Figure data in JSON:
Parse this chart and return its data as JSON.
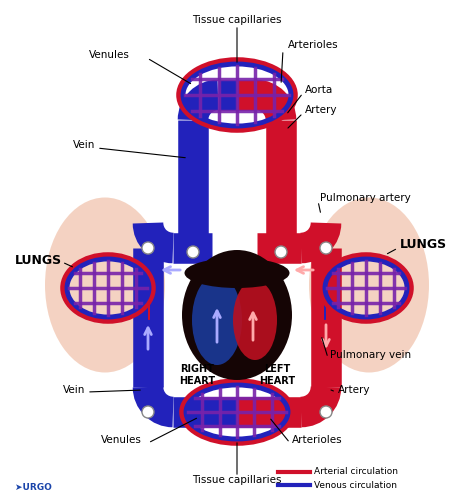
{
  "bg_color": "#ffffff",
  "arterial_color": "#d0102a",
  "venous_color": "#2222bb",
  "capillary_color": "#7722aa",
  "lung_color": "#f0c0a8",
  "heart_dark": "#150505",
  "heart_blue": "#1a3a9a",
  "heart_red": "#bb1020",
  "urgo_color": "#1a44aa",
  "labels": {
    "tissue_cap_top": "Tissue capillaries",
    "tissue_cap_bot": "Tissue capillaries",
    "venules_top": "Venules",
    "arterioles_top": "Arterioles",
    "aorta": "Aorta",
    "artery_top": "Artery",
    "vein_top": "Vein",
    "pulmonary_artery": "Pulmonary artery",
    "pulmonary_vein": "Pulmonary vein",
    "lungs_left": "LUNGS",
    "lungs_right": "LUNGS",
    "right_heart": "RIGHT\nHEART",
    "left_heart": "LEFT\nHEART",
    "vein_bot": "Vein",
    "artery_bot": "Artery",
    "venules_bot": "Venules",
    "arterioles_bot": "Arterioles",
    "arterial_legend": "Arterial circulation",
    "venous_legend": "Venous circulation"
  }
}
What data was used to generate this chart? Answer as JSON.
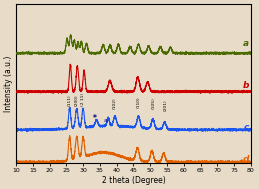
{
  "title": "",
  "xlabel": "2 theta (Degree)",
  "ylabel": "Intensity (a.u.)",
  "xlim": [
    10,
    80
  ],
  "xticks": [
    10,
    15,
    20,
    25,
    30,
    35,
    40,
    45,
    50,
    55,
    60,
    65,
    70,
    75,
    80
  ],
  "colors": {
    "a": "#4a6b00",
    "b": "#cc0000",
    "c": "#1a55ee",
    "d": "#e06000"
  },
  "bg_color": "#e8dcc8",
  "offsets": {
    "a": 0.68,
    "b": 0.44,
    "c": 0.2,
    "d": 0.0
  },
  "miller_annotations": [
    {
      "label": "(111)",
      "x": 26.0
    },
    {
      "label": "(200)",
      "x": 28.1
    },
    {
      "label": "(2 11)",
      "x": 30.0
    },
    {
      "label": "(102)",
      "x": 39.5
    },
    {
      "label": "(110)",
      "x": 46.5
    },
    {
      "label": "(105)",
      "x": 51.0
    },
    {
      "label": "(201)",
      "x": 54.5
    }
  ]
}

==

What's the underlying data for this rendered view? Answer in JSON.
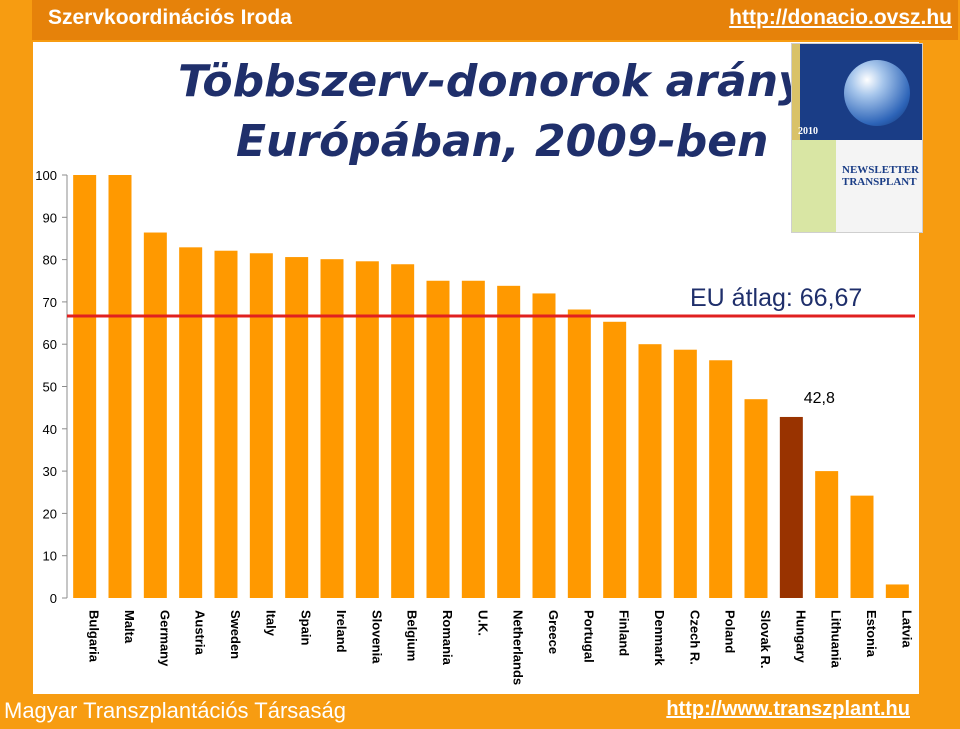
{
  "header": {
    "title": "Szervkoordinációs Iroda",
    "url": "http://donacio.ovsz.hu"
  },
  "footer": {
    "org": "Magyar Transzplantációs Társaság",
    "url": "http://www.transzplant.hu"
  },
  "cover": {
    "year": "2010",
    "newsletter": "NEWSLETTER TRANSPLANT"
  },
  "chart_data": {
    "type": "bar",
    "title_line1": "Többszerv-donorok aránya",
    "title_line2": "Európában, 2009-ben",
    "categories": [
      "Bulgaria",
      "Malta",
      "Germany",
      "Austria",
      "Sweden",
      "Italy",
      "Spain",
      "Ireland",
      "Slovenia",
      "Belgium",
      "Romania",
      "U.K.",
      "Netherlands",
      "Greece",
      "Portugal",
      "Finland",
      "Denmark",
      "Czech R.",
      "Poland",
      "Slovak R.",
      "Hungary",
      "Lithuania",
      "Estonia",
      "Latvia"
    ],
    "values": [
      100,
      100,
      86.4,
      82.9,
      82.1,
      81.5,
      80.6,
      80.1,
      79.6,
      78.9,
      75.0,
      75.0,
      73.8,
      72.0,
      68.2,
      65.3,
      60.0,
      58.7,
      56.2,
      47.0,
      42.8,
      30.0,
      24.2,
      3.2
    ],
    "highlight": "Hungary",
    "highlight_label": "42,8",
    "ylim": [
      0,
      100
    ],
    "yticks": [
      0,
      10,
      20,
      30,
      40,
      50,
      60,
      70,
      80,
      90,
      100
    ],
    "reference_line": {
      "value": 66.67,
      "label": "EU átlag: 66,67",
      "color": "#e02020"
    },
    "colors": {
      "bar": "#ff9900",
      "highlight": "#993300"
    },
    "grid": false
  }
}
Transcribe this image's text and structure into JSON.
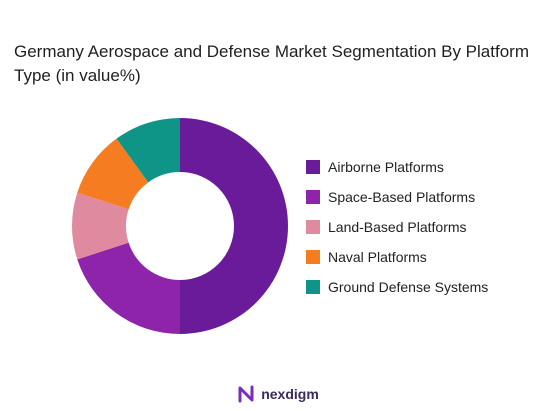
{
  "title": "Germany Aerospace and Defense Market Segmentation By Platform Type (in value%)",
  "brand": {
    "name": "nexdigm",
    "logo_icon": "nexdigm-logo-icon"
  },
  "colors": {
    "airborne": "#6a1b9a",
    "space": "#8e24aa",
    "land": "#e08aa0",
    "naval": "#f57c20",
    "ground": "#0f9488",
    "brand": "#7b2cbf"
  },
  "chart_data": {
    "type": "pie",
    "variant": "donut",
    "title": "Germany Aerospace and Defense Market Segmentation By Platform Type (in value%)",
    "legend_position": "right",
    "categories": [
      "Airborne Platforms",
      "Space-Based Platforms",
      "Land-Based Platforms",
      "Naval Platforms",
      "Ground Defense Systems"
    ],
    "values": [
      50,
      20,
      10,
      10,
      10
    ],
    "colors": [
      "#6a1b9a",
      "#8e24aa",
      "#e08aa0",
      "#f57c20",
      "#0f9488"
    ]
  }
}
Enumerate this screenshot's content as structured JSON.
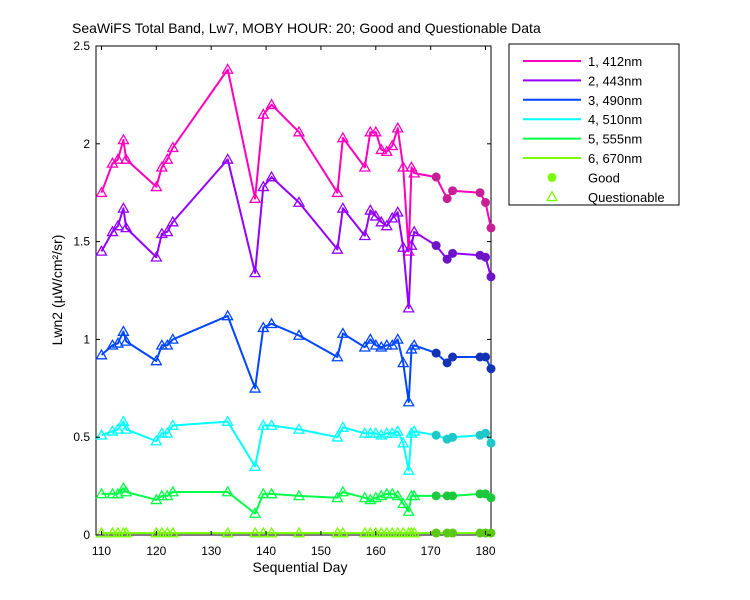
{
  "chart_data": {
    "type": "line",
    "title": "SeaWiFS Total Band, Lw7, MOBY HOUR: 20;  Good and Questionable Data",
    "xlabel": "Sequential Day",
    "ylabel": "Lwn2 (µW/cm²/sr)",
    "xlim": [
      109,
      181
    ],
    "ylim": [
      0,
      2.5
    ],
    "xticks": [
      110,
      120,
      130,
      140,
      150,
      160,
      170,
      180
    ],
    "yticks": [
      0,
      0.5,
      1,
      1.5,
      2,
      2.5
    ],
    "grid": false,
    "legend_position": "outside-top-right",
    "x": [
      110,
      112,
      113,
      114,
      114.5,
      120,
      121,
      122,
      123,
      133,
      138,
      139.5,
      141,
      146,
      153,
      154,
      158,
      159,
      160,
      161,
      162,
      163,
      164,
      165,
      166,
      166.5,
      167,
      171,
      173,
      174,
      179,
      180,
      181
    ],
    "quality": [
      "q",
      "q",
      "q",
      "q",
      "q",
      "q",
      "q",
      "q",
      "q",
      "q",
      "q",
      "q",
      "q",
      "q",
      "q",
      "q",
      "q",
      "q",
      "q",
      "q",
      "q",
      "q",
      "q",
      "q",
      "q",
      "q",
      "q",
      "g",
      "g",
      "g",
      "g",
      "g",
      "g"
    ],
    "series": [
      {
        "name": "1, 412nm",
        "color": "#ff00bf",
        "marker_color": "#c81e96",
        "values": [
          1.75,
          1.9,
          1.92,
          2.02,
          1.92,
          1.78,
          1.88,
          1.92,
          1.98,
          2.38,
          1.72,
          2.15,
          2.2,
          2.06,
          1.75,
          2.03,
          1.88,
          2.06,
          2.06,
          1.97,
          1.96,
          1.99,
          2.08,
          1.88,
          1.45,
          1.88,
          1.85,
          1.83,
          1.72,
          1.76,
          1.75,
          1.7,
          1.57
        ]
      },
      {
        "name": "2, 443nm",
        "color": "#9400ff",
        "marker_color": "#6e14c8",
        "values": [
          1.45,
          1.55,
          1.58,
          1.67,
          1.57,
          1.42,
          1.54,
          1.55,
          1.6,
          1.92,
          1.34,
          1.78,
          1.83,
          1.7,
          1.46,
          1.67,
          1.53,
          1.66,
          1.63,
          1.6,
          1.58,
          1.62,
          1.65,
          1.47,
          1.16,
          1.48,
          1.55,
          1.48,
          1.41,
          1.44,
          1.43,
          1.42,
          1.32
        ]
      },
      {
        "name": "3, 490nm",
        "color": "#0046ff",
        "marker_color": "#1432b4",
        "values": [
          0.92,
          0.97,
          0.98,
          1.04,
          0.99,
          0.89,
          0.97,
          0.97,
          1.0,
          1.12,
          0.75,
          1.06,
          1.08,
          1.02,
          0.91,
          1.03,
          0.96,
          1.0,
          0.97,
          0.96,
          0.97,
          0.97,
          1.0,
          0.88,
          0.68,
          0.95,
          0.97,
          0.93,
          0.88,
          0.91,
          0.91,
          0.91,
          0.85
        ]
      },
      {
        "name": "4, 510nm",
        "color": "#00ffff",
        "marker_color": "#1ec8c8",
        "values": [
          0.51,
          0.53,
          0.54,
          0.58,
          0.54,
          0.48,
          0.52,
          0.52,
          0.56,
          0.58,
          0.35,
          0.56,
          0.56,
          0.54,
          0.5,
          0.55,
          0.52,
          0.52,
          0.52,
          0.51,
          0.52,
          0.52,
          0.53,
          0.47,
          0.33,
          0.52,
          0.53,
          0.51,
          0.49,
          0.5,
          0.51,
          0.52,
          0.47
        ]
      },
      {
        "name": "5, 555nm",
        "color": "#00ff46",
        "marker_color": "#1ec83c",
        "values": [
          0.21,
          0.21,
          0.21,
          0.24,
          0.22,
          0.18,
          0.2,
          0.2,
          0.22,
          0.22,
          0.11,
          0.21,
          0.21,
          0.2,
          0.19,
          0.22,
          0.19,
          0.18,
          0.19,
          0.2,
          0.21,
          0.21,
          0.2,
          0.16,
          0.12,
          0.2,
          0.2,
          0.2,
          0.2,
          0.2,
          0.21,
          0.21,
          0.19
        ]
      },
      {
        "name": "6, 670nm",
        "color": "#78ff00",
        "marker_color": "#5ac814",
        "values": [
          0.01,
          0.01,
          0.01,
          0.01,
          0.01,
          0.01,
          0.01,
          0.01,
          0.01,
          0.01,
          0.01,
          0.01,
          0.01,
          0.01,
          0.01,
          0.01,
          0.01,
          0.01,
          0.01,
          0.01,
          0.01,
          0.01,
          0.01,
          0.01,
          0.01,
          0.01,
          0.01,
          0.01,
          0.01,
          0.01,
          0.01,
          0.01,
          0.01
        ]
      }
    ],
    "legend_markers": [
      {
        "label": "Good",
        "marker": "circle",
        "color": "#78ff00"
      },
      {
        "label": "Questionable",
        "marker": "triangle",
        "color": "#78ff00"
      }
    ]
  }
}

▸ **What to produce**
Identify each line holding the string "Based", and copy it out.

▸ **Final answer**
      "Space-Based Platforms",
      "Land-Based Platforms",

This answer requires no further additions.